[Source records]
☆ ☆ ☆ ☆
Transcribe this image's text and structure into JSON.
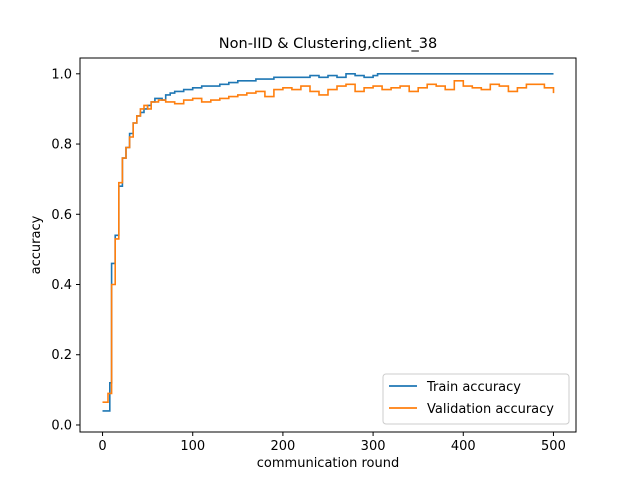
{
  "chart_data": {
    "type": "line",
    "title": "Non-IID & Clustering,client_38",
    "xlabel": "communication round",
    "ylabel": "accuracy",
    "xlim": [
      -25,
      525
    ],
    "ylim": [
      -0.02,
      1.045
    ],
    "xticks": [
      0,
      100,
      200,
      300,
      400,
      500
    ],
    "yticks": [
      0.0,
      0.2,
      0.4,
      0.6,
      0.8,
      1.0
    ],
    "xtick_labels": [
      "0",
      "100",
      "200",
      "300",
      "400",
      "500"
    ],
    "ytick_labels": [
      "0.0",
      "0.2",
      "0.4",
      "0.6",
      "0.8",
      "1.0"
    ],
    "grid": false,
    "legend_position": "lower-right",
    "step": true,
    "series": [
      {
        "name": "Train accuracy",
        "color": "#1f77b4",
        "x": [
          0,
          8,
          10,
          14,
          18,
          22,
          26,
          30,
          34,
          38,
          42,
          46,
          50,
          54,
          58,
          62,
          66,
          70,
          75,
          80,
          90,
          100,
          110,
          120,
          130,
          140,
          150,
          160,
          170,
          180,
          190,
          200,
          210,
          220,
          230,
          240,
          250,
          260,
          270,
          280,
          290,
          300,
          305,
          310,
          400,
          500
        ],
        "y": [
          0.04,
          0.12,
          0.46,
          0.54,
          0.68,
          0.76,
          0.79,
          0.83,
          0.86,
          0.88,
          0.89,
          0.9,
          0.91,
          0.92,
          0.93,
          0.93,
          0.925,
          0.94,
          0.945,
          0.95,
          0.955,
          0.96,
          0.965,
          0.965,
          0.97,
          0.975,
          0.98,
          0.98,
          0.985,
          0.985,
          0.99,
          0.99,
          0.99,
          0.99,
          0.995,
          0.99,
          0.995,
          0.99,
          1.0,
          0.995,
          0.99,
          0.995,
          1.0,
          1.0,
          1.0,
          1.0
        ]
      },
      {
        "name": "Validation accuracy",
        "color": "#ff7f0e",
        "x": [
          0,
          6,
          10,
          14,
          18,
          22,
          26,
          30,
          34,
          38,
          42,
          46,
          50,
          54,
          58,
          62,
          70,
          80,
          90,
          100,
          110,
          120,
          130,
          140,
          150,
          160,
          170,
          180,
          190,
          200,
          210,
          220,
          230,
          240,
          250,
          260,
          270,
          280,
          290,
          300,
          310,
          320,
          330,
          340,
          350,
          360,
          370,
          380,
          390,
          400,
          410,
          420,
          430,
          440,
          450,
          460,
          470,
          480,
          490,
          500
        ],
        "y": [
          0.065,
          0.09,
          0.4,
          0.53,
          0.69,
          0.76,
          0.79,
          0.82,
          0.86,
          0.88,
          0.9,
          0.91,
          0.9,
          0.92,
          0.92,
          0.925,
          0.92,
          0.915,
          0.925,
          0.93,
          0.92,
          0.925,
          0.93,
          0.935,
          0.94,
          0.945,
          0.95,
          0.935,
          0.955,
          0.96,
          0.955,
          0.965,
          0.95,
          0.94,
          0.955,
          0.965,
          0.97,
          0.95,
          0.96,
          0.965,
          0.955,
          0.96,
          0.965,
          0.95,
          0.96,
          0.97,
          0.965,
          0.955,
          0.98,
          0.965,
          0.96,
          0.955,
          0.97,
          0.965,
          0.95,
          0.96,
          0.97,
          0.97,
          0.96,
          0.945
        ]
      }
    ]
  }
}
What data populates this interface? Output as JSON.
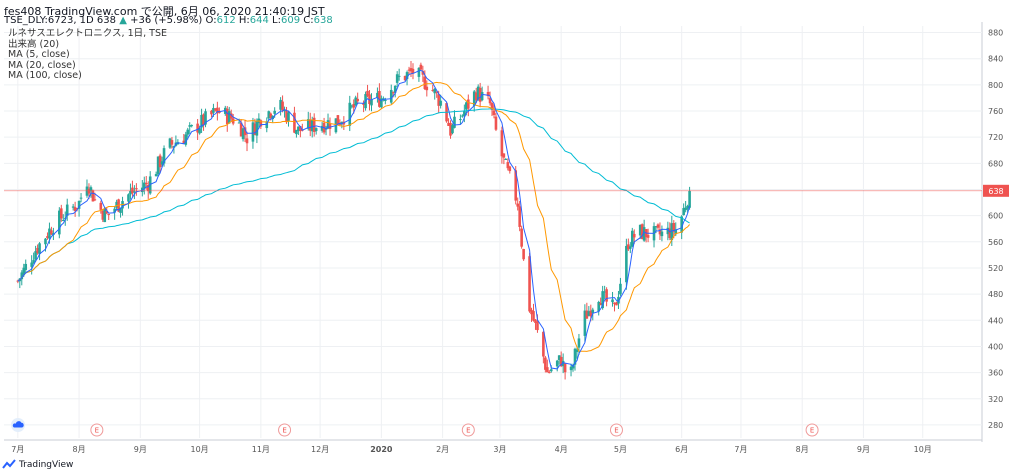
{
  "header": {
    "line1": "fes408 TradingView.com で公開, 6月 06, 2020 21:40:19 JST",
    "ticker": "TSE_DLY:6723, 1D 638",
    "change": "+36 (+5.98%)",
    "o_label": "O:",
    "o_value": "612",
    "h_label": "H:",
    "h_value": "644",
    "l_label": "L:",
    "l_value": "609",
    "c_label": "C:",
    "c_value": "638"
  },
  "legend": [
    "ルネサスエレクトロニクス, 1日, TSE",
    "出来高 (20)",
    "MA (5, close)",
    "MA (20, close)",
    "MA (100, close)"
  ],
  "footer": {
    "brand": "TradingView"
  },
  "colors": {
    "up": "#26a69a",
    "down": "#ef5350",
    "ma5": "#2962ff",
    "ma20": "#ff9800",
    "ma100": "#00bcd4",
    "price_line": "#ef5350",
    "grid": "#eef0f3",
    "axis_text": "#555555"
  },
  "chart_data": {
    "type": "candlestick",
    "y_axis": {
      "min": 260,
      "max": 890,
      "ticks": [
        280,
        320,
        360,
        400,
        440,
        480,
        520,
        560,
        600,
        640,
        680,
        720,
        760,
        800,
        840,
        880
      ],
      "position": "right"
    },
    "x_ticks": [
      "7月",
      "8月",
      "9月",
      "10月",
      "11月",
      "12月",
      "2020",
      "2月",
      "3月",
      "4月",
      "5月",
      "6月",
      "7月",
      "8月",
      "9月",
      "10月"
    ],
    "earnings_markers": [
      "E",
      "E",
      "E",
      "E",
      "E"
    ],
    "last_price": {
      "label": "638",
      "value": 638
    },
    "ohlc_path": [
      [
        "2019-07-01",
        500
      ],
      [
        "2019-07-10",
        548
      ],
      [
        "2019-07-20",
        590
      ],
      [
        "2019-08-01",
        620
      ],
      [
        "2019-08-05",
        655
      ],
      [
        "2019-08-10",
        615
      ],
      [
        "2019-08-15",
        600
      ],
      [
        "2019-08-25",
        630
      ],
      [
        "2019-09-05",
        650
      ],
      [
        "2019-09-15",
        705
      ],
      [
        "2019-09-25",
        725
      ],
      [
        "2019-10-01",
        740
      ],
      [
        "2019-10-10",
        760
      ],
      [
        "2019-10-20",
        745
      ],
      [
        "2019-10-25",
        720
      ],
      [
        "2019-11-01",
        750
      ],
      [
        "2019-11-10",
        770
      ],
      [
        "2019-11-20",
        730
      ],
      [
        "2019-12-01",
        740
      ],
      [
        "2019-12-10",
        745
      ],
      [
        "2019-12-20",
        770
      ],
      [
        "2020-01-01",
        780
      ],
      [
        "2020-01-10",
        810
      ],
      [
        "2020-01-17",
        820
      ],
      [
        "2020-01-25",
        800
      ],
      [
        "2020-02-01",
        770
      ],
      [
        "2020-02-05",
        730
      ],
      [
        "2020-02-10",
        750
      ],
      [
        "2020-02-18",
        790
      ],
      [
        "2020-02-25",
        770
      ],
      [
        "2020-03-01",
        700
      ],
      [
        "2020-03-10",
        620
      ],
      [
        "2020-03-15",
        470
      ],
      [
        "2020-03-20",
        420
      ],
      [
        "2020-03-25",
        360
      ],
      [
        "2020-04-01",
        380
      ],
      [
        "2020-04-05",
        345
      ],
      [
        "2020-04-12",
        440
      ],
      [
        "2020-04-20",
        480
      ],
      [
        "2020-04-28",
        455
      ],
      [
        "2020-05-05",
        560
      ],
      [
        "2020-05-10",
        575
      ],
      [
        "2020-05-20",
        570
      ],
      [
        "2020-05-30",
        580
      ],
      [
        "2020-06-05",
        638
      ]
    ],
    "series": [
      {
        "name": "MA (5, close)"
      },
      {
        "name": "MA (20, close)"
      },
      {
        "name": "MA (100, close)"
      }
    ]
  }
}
☆ ☆ ☆ ☆
Leave the pictures out and copy the rest of the data exactly.

Transcribe this image's text and structure into JSON.
{
  "chart_data": {
    "type": "line",
    "title": "Non-IID & Clustering,client_38",
    "xlabel": "communication round",
    "ylabel": "accuracy",
    "xlim": [
      -25,
      525
    ],
    "ylim": [
      -0.02,
      1.045
    ],
    "xticks": [
      0,
      100,
      200,
      300,
      400,
      500
    ],
    "yticks": [
      0.0,
      0.2,
      0.4,
      0.6,
      0.8,
      1.0
    ],
    "xtick_labels": [
      "0",
      "100",
      "200",
      "300",
      "400",
      "500"
    ],
    "ytick_labels": [
      "0.0",
      "0.2",
      "0.4",
      "0.6",
      "0.8",
      "1.0"
    ],
    "grid": false,
    "legend_position": "lower-right",
    "step": true,
    "series": [
      {
        "name": "Train accuracy",
        "color": "#1f77b4",
        "x": [
          0,
          8,
          10,
          14,
          18,
          22,
          26,
          30,
          34,
          38,
          42,
          46,
          50,
          54,
          58,
          62,
          66,
          70,
          75,
          80,
          90,
          100,
          110,
          120,
          130,
          140,
          150,
          160,
          170,
          180,
          190,
          200,
          210,
          220,
          230,
          240,
          250,
          260,
          270,
          280,
          290,
          300,
          305,
          310,
          400,
          500
        ],
        "y": [
          0.04,
          0.12,
          0.46,
          0.54,
          0.68,
          0.76,
          0.79,
          0.83,
          0.86,
          0.88,
          0.89,
          0.9,
          0.91,
          0.92,
          0.93,
          0.93,
          0.925,
          0.94,
          0.945,
          0.95,
          0.955,
          0.96,
          0.965,
          0.965,
          0.97,
          0.975,
          0.98,
          0.98,
          0.985,
          0.985,
          0.99,
          0.99,
          0.99,
          0.99,
          0.995,
          0.99,
          0.995,
          0.99,
          1.0,
          0.995,
          0.99,
          0.995,
          1.0,
          1.0,
          1.0,
          1.0
        ]
      },
      {
        "name": "Validation accuracy",
        "color": "#ff7f0e",
        "x": [
          0,
          6,
          10,
          14,
          18,
          22,
          26,
          30,
          34,
          38,
          42,
          46,
          50,
          54,
          58,
          62,
          70,
          80,
          90,
          100,
          110,
          120,
          130,
          140,
          150,
          160,
          170,
          180,
          190,
          200,
          210,
          220,
          230,
          240,
          250,
          260,
          270,
          280,
          290,
          300,
          310,
          320,
          330,
          340,
          350,
          360,
          370,
          380,
          390,
          400,
          410,
          420,
          430,
          440,
          450,
          460,
          470,
          480,
          490,
          500
        ],
        "y": [
          0.065,
          0.09,
          0.4,
          0.53,
          0.69,
          0.76,
          0.79,
          0.82,
          0.86,
          0.88,
          0.9,
          0.91,
          0.9,
          0.92,
          0.92,
          0.925,
          0.92,
          0.915,
          0.925,
          0.93,
          0.92,
          0.925,
          0.93,
          0.935,
          0.94,
          0.945,
          0.95,
          0.935,
          0.955,
          0.96,
          0.955,
          0.965,
          0.95,
          0.94,
          0.955,
          0.965,
          0.97,
          0.95,
          0.96,
          0.965,
          0.955,
          0.96,
          0.965,
          0.95,
          0.96,
          0.97,
          0.965,
          0.955,
          0.98,
          0.965,
          0.96,
          0.955,
          0.97,
          0.965,
          0.95,
          0.96,
          0.97,
          0.97,
          0.96,
          0.945
        ]
      }
    ]
  }
}
What data populates this interface? Output as JSON.
{
  "header": {
    "line1": "fes408 TradingView.com で公開, 6月 06, 2020 21:40:19 JST",
    "ticker": "TSE_DLY:6723, 1D 638",
    "change": "+36 (+5.98%)",
    "o_label": "O:",
    "o_value": "612",
    "h_label": "H:",
    "h_value": "644",
    "l_label": "L:",
    "l_value": "609",
    "c_label": "C:",
    "c_value": "638"
  },
  "legend": [
    "ルネサスエレクトロニクス, 1日, TSE",
    "出来高 (20)",
    "MA (5, close)",
    "MA (20, close)",
    "MA (100, close)"
  ],
  "footer": {
    "brand": "TradingView"
  },
  "colors": {
    "up": "#26a69a",
    "down": "#ef5350",
    "ma5": "#2962ff",
    "ma20": "#ff9800",
    "ma100": "#00bcd4",
    "price_line": "#ef5350",
    "grid": "#eef0f3",
    "axis_text": "#555555"
  },
  "chart_data": {
    "type": "candlestick",
    "y_axis": {
      "min": 260,
      "max": 890,
      "ticks": [
        280,
        320,
        360,
        400,
        440,
        480,
        520,
        560,
        600,
        640,
        680,
        720,
        760,
        800,
        840,
        880
      ],
      "position": "right"
    },
    "x_ticks": [
      "7月",
      "8月",
      "9月",
      "10月",
      "11月",
      "12月",
      "2020",
      "2月",
      "3月",
      "4月",
      "5月",
      "6月",
      "7月",
      "8月",
      "9月",
      "10月"
    ],
    "earnings_markers": [
      "E",
      "E",
      "E",
      "E",
      "E"
    ],
    "last_price": {
      "label": "638",
      "value": 638
    },
    "ohlc_path": [
      [
        "2019-07-01",
        500
      ],
      [
        "2019-07-10",
        548
      ],
      [
        "2019-07-20",
        590
      ],
      [
        "2019-08-01",
        620
      ],
      [
        "2019-08-05",
        655
      ],
      [
        "2019-08-10",
        615
      ],
      [
        "2019-08-15",
        600
      ],
      [
        "2019-08-25",
        630
      ],
      [
        "2019-09-05",
        650
      ],
      [
        "2019-09-15",
        705
      ],
      [
        "2019-09-25",
        725
      ],
      [
        "2019-10-01",
        740
      ],
      [
        "2019-10-10",
        760
      ],
      [
        "2019-10-20",
        745
      ],
      [
        "2019-10-25",
        720
      ],
      [
        "2019-11-01",
        750
      ],
      [
        "2019-11-10",
        770
      ],
      [
        "2019-11-20",
        730
      ],
      [
        "2019-12-01",
        740
      ],
      [
        "2019-12-10",
        745
      ],
      [
        "2019-12-20",
        770
      ],
      [
        "2020-01-01",
        780
      ],
      [
        "2020-01-10",
        810
      ],
      [
        "2020-01-17",
        820
      ],
      [
        "2020-01-25",
        800
      ],
      [
        "2020-02-01",
        770
      ],
      [
        "2020-02-05",
        730
      ],
      [
        "2020-02-10",
        750
      ],
      [
        "2020-02-18",
        790
      ],
      [
        "2020-02-25",
        770
      ],
      [
        "2020-03-01",
        700
      ],
      [
        "2020-03-10",
        620
      ],
      [
        "2020-03-15",
        470
      ],
      [
        "2020-03-20",
        420
      ],
      [
        "2020-03-25",
        360
      ],
      [
        "2020-04-01",
        380
      ],
      [
        "2020-04-05",
        345
      ],
      [
        "2020-04-12",
        440
      ],
      [
        "2020-04-20",
        480
      ],
      [
        "2020-04-28",
        455
      ],
      [
        "2020-05-05",
        560
      ],
      [
        "2020-05-10",
        575
      ],
      [
        "2020-05-20",
        570
      ],
      [
        "2020-05-30",
        580
      ],
      [
        "2020-06-05",
        638
      ]
    ],
    "series": [
      {
        "name": "MA (5, close)"
      },
      {
        "name": "MA (20, close)"
      },
      {
        "name": "MA (100, close)"
      }
    ]
  }
}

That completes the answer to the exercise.